Without including any images, reproduce each entry exactly.

## Begin

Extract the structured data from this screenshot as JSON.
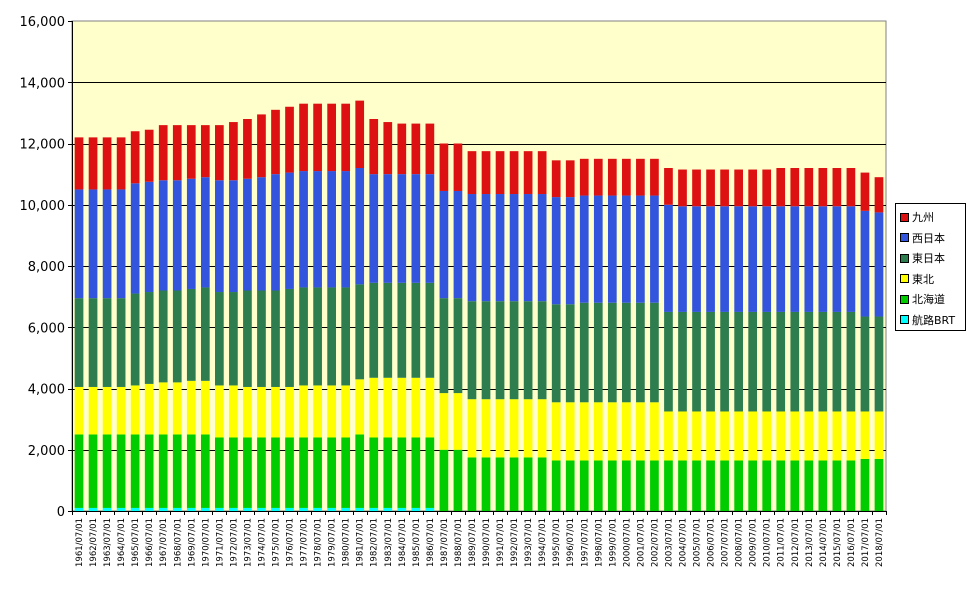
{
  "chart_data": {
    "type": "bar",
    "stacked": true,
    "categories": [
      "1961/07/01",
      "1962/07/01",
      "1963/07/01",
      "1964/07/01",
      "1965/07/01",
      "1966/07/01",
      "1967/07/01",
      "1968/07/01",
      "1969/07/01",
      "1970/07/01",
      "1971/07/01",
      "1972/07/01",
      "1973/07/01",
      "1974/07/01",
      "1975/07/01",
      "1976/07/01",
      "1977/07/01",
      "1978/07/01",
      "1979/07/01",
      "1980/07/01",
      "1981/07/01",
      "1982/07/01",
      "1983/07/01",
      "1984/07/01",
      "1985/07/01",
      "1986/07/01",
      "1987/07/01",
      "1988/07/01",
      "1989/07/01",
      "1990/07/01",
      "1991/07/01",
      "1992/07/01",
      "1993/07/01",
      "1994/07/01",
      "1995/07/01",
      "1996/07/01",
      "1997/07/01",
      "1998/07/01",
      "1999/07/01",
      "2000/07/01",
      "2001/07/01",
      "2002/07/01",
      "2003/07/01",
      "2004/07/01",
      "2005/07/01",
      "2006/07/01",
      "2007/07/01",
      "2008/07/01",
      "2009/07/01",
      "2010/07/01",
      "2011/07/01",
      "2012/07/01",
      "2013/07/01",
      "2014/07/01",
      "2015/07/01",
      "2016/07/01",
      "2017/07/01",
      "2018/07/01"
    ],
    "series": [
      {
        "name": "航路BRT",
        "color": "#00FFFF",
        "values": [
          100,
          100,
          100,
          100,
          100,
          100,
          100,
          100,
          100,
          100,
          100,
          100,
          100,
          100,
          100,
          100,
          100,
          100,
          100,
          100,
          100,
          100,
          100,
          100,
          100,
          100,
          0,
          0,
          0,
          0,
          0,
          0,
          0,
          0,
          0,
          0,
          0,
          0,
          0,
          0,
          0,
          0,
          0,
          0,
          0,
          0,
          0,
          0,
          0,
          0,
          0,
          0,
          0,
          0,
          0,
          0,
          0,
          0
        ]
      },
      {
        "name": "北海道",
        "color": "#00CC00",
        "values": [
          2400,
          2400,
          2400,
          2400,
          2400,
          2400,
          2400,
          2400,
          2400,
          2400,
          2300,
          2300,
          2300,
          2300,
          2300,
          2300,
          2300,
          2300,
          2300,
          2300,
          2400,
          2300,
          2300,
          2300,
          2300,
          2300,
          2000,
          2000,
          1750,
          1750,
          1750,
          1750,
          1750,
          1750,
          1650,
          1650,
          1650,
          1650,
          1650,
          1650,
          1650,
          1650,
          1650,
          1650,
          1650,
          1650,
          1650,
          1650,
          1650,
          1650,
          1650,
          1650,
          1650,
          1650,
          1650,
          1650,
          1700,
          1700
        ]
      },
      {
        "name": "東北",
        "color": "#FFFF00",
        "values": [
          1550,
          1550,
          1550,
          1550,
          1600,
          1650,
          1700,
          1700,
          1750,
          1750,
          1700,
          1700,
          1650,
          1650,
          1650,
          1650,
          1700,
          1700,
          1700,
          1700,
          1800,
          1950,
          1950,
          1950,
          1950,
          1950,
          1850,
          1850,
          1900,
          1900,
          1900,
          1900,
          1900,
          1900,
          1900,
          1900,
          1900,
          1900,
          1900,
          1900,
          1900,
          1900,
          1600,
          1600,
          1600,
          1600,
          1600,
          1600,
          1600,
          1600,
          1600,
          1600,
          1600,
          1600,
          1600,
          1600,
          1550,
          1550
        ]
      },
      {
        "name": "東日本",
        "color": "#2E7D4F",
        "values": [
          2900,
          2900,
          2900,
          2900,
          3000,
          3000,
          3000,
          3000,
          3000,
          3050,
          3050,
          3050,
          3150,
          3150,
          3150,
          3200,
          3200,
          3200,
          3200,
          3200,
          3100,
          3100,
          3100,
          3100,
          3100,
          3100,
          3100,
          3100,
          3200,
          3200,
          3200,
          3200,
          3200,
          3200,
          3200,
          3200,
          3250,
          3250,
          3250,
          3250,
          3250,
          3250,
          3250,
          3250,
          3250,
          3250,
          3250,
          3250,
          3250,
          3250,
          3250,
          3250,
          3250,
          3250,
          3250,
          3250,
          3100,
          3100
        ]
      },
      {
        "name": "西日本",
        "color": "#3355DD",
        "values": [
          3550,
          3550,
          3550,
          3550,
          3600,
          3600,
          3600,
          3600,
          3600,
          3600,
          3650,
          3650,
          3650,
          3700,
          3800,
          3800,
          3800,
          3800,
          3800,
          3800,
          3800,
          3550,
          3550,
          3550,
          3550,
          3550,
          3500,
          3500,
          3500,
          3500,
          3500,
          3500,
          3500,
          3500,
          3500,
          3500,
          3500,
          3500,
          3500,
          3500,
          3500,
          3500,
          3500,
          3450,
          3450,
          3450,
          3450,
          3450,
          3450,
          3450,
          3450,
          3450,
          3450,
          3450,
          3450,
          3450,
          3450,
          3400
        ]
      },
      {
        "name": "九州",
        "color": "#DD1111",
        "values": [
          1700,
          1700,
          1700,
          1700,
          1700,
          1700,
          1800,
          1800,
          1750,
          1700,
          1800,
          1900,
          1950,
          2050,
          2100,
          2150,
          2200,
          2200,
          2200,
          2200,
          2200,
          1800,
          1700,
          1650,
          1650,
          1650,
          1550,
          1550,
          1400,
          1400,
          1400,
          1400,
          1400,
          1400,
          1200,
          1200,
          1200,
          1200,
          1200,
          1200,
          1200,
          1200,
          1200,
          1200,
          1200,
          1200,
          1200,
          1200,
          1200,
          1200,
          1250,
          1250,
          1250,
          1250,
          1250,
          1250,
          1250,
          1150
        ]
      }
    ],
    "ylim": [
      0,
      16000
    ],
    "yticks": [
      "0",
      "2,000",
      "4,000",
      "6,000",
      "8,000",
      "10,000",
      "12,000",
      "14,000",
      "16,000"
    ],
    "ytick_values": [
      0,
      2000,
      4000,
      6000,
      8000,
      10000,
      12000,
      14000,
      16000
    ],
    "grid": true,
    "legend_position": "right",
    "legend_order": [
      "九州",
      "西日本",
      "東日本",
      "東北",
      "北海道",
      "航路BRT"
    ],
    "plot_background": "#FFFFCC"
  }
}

## End

Task response:
Extract the structured data from this screenshot as JSON.
{
  "chart_data": {
    "type": "bar",
    "stacked": true,
    "categories": [
      "1961/07/01",
      "1962/07/01",
      "1963/07/01",
      "1964/07/01",
      "1965/07/01",
      "1966/07/01",
      "1967/07/01",
      "1968/07/01",
      "1969/07/01",
      "1970/07/01",
      "1971/07/01",
      "1972/07/01",
      "1973/07/01",
      "1974/07/01",
      "1975/07/01",
      "1976/07/01",
      "1977/07/01",
      "1978/07/01",
      "1979/07/01",
      "1980/07/01",
      "1981/07/01",
      "1982/07/01",
      "1983/07/01",
      "1984/07/01",
      "1985/07/01",
      "1986/07/01",
      "1987/07/01",
      "1988/07/01",
      "1989/07/01",
      "1990/07/01",
      "1991/07/01",
      "1992/07/01",
      "1993/07/01",
      "1994/07/01",
      "1995/07/01",
      "1996/07/01",
      "1997/07/01",
      "1998/07/01",
      "1999/07/01",
      "2000/07/01",
      "2001/07/01",
      "2002/07/01",
      "2003/07/01",
      "2004/07/01",
      "2005/07/01",
      "2006/07/01",
      "2007/07/01",
      "2008/07/01",
      "2009/07/01",
      "2010/07/01",
      "2011/07/01",
      "2012/07/01",
      "2013/07/01",
      "2014/07/01",
      "2015/07/01",
      "2016/07/01",
      "2017/07/01",
      "2018/07/01"
    ],
    "series": [
      {
        "name": "航路BRT",
        "color": "#00FFFF",
        "values": [
          100,
          100,
          100,
          100,
          100,
          100,
          100,
          100,
          100,
          100,
          100,
          100,
          100,
          100,
          100,
          100,
          100,
          100,
          100,
          100,
          100,
          100,
          100,
          100,
          100,
          100,
          0,
          0,
          0,
          0,
          0,
          0,
          0,
          0,
          0,
          0,
          0,
          0,
          0,
          0,
          0,
          0,
          0,
          0,
          0,
          0,
          0,
          0,
          0,
          0,
          0,
          0,
          0,
          0,
          0,
          0,
          0,
          0
        ]
      },
      {
        "name": "北海道",
        "color": "#00CC00",
        "values": [
          2400,
          2400,
          2400,
          2400,
          2400,
          2400,
          2400,
          2400,
          2400,
          2400,
          2300,
          2300,
          2300,
          2300,
          2300,
          2300,
          2300,
          2300,
          2300,
          2300,
          2400,
          2300,
          2300,
          2300,
          2300,
          2300,
          2000,
          2000,
          1750,
          1750,
          1750,
          1750,
          1750,
          1750,
          1650,
          1650,
          1650,
          1650,
          1650,
          1650,
          1650,
          1650,
          1650,
          1650,
          1650,
          1650,
          1650,
          1650,
          1650,
          1650,
          1650,
          1650,
          1650,
          1650,
          1650,
          1650,
          1700,
          1700
        ]
      },
      {
        "name": "東北",
        "color": "#FFFF00",
        "values": [
          1550,
          1550,
          1550,
          1550,
          1600,
          1650,
          1700,
          1700,
          1750,
          1750,
          1700,
          1700,
          1650,
          1650,
          1650,
          1650,
          1700,
          1700,
          1700,
          1700,
          1800,
          1950,
          1950,
          1950,
          1950,
          1950,
          1850,
          1850,
          1900,
          1900,
          1900,
          1900,
          1900,
          1900,
          1900,
          1900,
          1900,
          1900,
          1900,
          1900,
          1900,
          1900,
          1600,
          1600,
          1600,
          1600,
          1600,
          1600,
          1600,
          1600,
          1600,
          1600,
          1600,
          1600,
          1600,
          1600,
          1550,
          1550
        ]
      },
      {
        "name": "東日本",
        "color": "#2E7D4F",
        "values": [
          2900,
          2900,
          2900,
          2900,
          3000,
          3000,
          3000,
          3000,
          3000,
          3050,
          3050,
          3050,
          3150,
          3150,
          3150,
          3200,
          3200,
          3200,
          3200,
          3200,
          3100,
          3100,
          3100,
          3100,
          3100,
          3100,
          3100,
          3100,
          3200,
          3200,
          3200,
          3200,
          3200,
          3200,
          3200,
          3200,
          3250,
          3250,
          3250,
          3250,
          3250,
          3250,
          3250,
          3250,
          3250,
          3250,
          3250,
          3250,
          3250,
          3250,
          3250,
          3250,
          3250,
          3250,
          3250,
          3250,
          3100,
          3100
        ]
      },
      {
        "name": "西日本",
        "color": "#3355DD",
        "values": [
          3550,
          3550,
          3550,
          3550,
          3600,
          3600,
          3600,
          3600,
          3600,
          3600,
          3650,
          3650,
          3650,
          3700,
          3800,
          3800,
          3800,
          3800,
          3800,
          3800,
          3800,
          3550,
          3550,
          3550,
          3550,
          3550,
          3500,
          3500,
          3500,
          3500,
          3500,
          3500,
          3500,
          3500,
          3500,
          3500,
          3500,
          3500,
          3500,
          3500,
          3500,
          3500,
          3500,
          3450,
          3450,
          3450,
          3450,
          3450,
          3450,
          3450,
          3450,
          3450,
          3450,
          3450,
          3450,
          3450,
          3450,
          3400
        ]
      },
      {
        "name": "九州",
        "color": "#DD1111",
        "values": [
          1700,
          1700,
          1700,
          1700,
          1700,
          1700,
          1800,
          1800,
          1750,
          1700,
          1800,
          1900,
          1950,
          2050,
          2100,
          2150,
          2200,
          2200,
          2200,
          2200,
          2200,
          1800,
          1700,
          1650,
          1650,
          1650,
          1550,
          1550,
          1400,
          1400,
          1400,
          1400,
          1400,
          1400,
          1200,
          1200,
          1200,
          1200,
          1200,
          1200,
          1200,
          1200,
          1200,
          1200,
          1200,
          1200,
          1200,
          1200,
          1200,
          1200,
          1250,
          1250,
          1250,
          1250,
          1250,
          1250,
          1250,
          1150
        ]
      }
    ],
    "ylim": [
      0,
      16000
    ],
    "yticks": [
      "0",
      "2,000",
      "4,000",
      "6,000",
      "8,000",
      "10,000",
      "12,000",
      "14,000",
      "16,000"
    ],
    "ytick_values": [
      0,
      2000,
      4000,
      6000,
      8000,
      10000,
      12000,
      14000,
      16000
    ],
    "grid": true,
    "legend_position": "right",
    "legend_order": [
      "九州",
      "西日本",
      "東日本",
      "東北",
      "北海道",
      "航路BRT"
    ],
    "plot_background": "#FFFFCC"
  }
}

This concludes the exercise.